● **Directions for this task**: Output the records exactly as they appear, with no pictures included.

====== Information given ======

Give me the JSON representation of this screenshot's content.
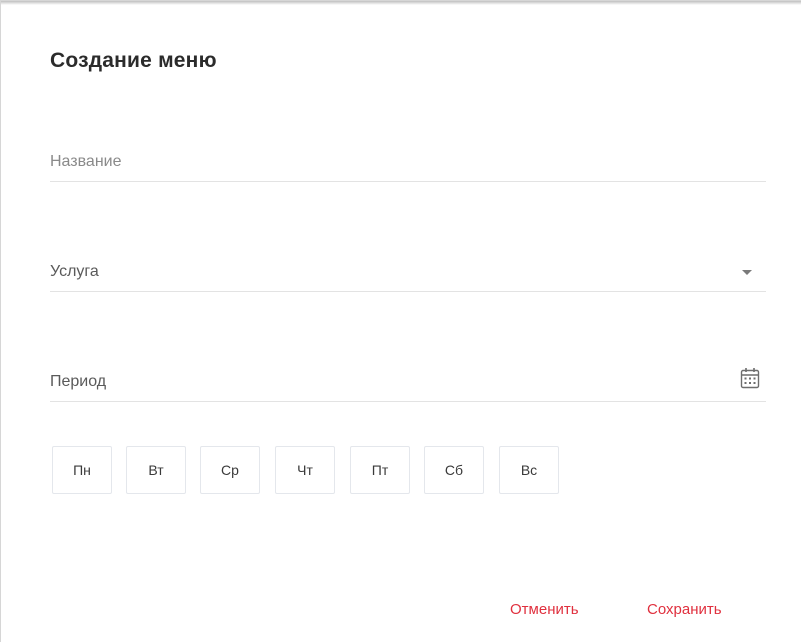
{
  "dialog": {
    "title": "Создание меню"
  },
  "fields": {
    "name": {
      "placeholder": "Название"
    },
    "service": {
      "placeholder": "Услуга",
      "icon": "chevron-down-icon"
    },
    "period": {
      "placeholder": "Период",
      "icon": "calendar-icon"
    }
  },
  "weekdays": [
    "Пн",
    "Вт",
    "Ср",
    "Чт",
    "Пт",
    "Сб",
    "Вс"
  ],
  "actions": {
    "cancel_label": "Отменить",
    "save_label": "Сохранить"
  },
  "colors": {
    "accent": "#e0303e",
    "border": "#e4e7ec"
  }
}
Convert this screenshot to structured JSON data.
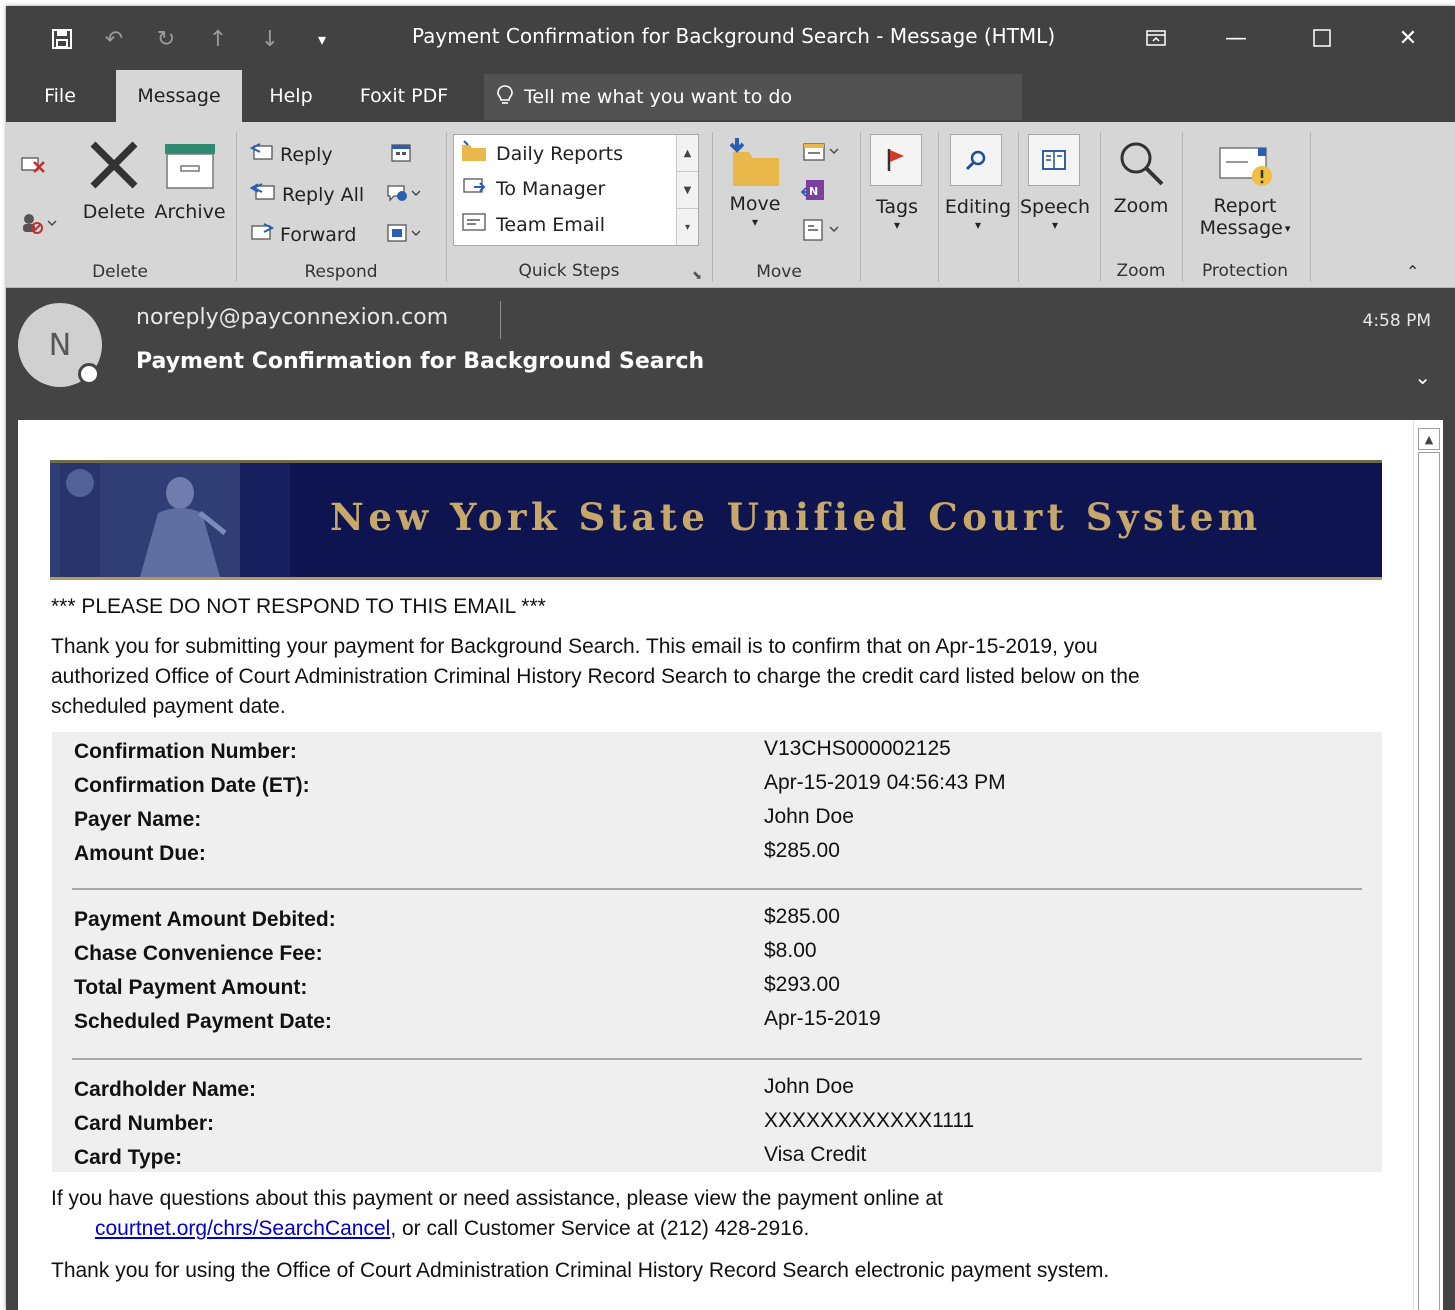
{
  "window": {
    "title": "Payment Confirmation for Background Search  -  Message (HTML)"
  },
  "tabs": {
    "file": "File",
    "message": "Message",
    "help": "Help",
    "foxit": "Foxit PDF",
    "tell_me": "Tell me what you want to do"
  },
  "ribbon": {
    "delete_group": {
      "delete": "Delete",
      "archive": "Archive",
      "label": "Delete"
    },
    "respond_group": {
      "reply": "Reply",
      "reply_all": "Reply All",
      "forward": "Forward",
      "label": "Respond"
    },
    "quick_steps": {
      "items": [
        "Daily Reports",
        "To Manager",
        "Team Email"
      ],
      "label": "Quick Steps"
    },
    "move_group": {
      "move": "Move",
      "label": "Move"
    },
    "tags": "Tags",
    "editing": "Editing",
    "speech": "Speech",
    "zoom": "Zoom",
    "zoom_label": "Zoom",
    "report_line1": "Report",
    "report_line2": "Message",
    "protection_label": "Protection"
  },
  "message": {
    "avatar_initial": "N",
    "sender": "noreply@payconnexion.com",
    "subject": "Payment Confirmation for Background Search",
    "time": "4:58 PM"
  },
  "email_body": {
    "banner_title": "New York State Unified Court System",
    "notice": "*** PLEASE DO NOT RESPOND TO THIS EMAIL ***",
    "intro_line1": "Thank you for submitting your payment for Background Search. This email is to confirm that on Apr-15-2019, you",
    "intro_line2": "authorized Office of Court Administration Criminal History Record Search to charge the credit card listed below on the",
    "intro_line3": "scheduled payment date.",
    "section1": [
      {
        "label": "Confirmation Number:",
        "value": "V13CHS000002125"
      },
      {
        "label": "Confirmation Date (ET):",
        "value": "Apr-15-2019 04:56:43 PM"
      },
      {
        "label": "Payer Name:",
        "value": "John Doe"
      },
      {
        "label": "Amount Due:",
        "value": "$285.00"
      }
    ],
    "section2": [
      {
        "label": "Payment Amount Debited:",
        "value": "$285.00"
      },
      {
        "label": "Chase Convenience Fee:",
        "value": "$8.00"
      },
      {
        "label": "Total Payment Amount:",
        "value": "$293.00"
      },
      {
        "label": "Scheduled Payment Date:",
        "value": "Apr-15-2019"
      }
    ],
    "section3": [
      {
        "label": "Cardholder Name:",
        "value": "John Doe"
      },
      {
        "label": "Card Number:",
        "value": "XXXXXXXXXXXX1111"
      },
      {
        "label": "Card Type:",
        "value": "Visa Credit"
      }
    ],
    "questions_line1": "If you have questions about this payment or need assistance, please view the payment online at",
    "link_text": "courtnet.org/chrs/SearchCancel",
    "questions_line2_suffix": ", or call Customer Service at (212) 428-2916.",
    "closing": "Thank you for using the Office of Court Administration Criminal History Record Search electronic payment system."
  }
}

======

● **Response below**:
Give me the JSON representation of this screenshot's content.
{
  "dialog": {
    "title": "Создание меню"
  },
  "fields": {
    "name": {
      "placeholder": "Название"
    },
    "service": {
      "placeholder": "Услуга",
      "icon": "chevron-down-icon"
    },
    "period": {
      "placeholder": "Период",
      "icon": "calendar-icon"
    }
  },
  "weekdays": [
    "Пн",
    "Вт",
    "Ср",
    "Чт",
    "Пт",
    "Сб",
    "Вс"
  ],
  "actions": {
    "cancel_label": "Отменить",
    "save_label": "Сохранить"
  },
  "colors": {
    "accent": "#e0303e",
    "border": "#e4e7ec"
  }
}
Convert this screenshot to structured JSON data.
{
  "window": {
    "title": "Payment Confirmation for Background Search  -  Message (HTML)"
  },
  "tabs": {
    "file": "File",
    "message": "Message",
    "help": "Help",
    "foxit": "Foxit PDF",
    "tell_me": "Tell me what you want to do"
  },
  "ribbon": {
    "delete_group": {
      "delete": "Delete",
      "archive": "Archive",
      "label": "Delete"
    },
    "respond_group": {
      "reply": "Reply",
      "reply_all": "Reply All",
      "forward": "Forward",
      "label": "Respond"
    },
    "quick_steps": {
      "items": [
        "Daily Reports",
        "To Manager",
        "Team Email"
      ],
      "label": "Quick Steps"
    },
    "move_group": {
      "move": "Move",
      "label": "Move"
    },
    "tags": "Tags",
    "editing": "Editing",
    "speech": "Speech",
    "zoom": "Zoom",
    "zoom_label": "Zoom",
    "report_line1": "Report",
    "report_line2": "Message",
    "protection_label": "Protection"
  },
  "message": {
    "avatar_initial": "N",
    "sender": "noreply@payconnexion.com",
    "subject": "Payment Confirmation for Background Search",
    "time": "4:58 PM"
  },
  "email_body": {
    "banner_title": "New York State Unified Court System",
    "notice": "*** PLEASE DO NOT RESPOND TO THIS EMAIL ***",
    "intro_line1": "Thank you for submitting your payment for Background Search. This email is to confirm that on Apr-15-2019, you",
    "intro_line2": "authorized Office of Court Administration Criminal History Record Search to charge the credit card listed below on the",
    "intro_line3": "scheduled payment date.",
    "section1": [
      {
        "label": "Confirmation Number:",
        "value": "V13CHS000002125"
      },
      {
        "label": "Confirmation Date (ET):",
        "value": "Apr-15-2019 04:56:43 PM"
      },
      {
        "label": "Payer Name:",
        "value": "John Doe"
      },
      {
        "label": "Amount Due:",
        "value": "$285.00"
      }
    ],
    "section2": [
      {
        "label": "Payment Amount Debited:",
        "value": "$285.00"
      },
      {
        "label": "Chase Convenience Fee:",
        "value": "$8.00"
      },
      {
        "label": "Total Payment Amount:",
        "value": "$293.00"
      },
      {
        "label": "Scheduled Payment Date:",
        "value": "Apr-15-2019"
      }
    ],
    "section3": [
      {
        "label": "Cardholder Name:",
        "value": "John Doe"
      },
      {
        "label": "Card Number:",
        "value": "XXXXXXXXXXXX1111"
      },
      {
        "label": "Card Type:",
        "value": "Visa Credit"
      }
    ],
    "questions_line1": "If you have questions about this payment or need assistance, please view the payment online at",
    "link_text": "courtnet.org/chrs/SearchCancel",
    "questions_line2_suffix": ", or call Customer Service at (212) 428-2916.",
    "closing": "Thank you for using the Office of Court Administration Criminal History Record Search electronic payment system."
  }
}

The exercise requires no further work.